▶ _Data records_
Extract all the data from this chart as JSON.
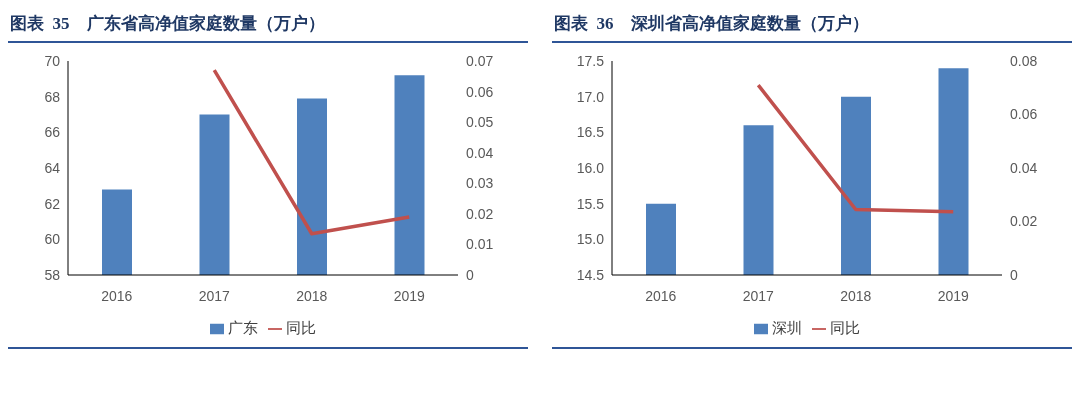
{
  "chart_data": [
    {
      "type": "bar",
      "title": "图表  35    广东省高净值家庭数量（万户）",
      "categories": [
        "2016",
        "2017",
        "2018",
        "2019"
      ],
      "series": [
        {
          "name": "广东",
          "color": "#4f81bd",
          "values": [
            62.8,
            67.0,
            67.9,
            69.2
          ]
        },
        {
          "name": "同比",
          "type": "line",
          "axis": "y2",
          "color": "#c0504d",
          "values": [
            null,
            0.067,
            0.0135,
            0.019
          ]
        }
      ],
      "ylim": [
        58,
        70
      ],
      "yticks": [
        58,
        60,
        62,
        64,
        66,
        68,
        70
      ],
      "y2lim": [
        0,
        0.07
      ],
      "y2ticks": [
        0,
        0.01,
        0.02,
        0.03,
        0.04,
        0.05,
        0.06,
        0.07
      ],
      "legend": "bottom",
      "grid": false
    },
    {
      "type": "bar",
      "title": "图表  36    深圳省高净值家庭数量（万户）",
      "categories": [
        "2016",
        "2017",
        "2018",
        "2019"
      ],
      "series": [
        {
          "name": "深圳",
          "color": "#4f81bd",
          "values": [
            15.5,
            16.6,
            17.0,
            17.4
          ]
        },
        {
          "name": "同比",
          "type": "line",
          "axis": "y2",
          "color": "#c0504d",
          "values": [
            null,
            0.071,
            0.0245,
            0.0236
          ]
        }
      ],
      "ylim": [
        14.5,
        17.5
      ],
      "yticks": [
        14.5,
        {
          "value": 15,
          "label": "15.0"
        },
        15.5,
        {
          "value": 16,
          "label": "16.0"
        },
        16.5,
        {
          "value": 17,
          "label": "17.0"
        },
        17.5
      ],
      "y2lim": [
        0,
        0.08
      ],
      "y2ticks": [
        0,
        0.02,
        0.04,
        0.06,
        0.08
      ],
      "legend": "bottom",
      "grid": false
    }
  ]
}
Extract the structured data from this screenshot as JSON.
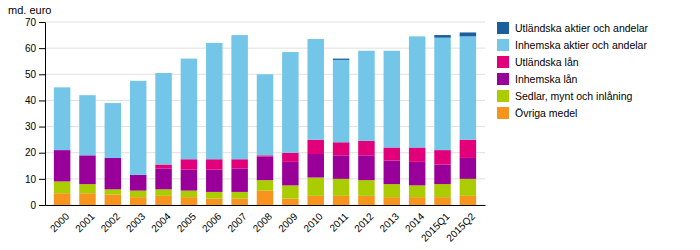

▶ _What you will do_
Count the lines in the entries that hold the word "Extract", and give nothing but the total.

▶ _Solution to the exercise_
2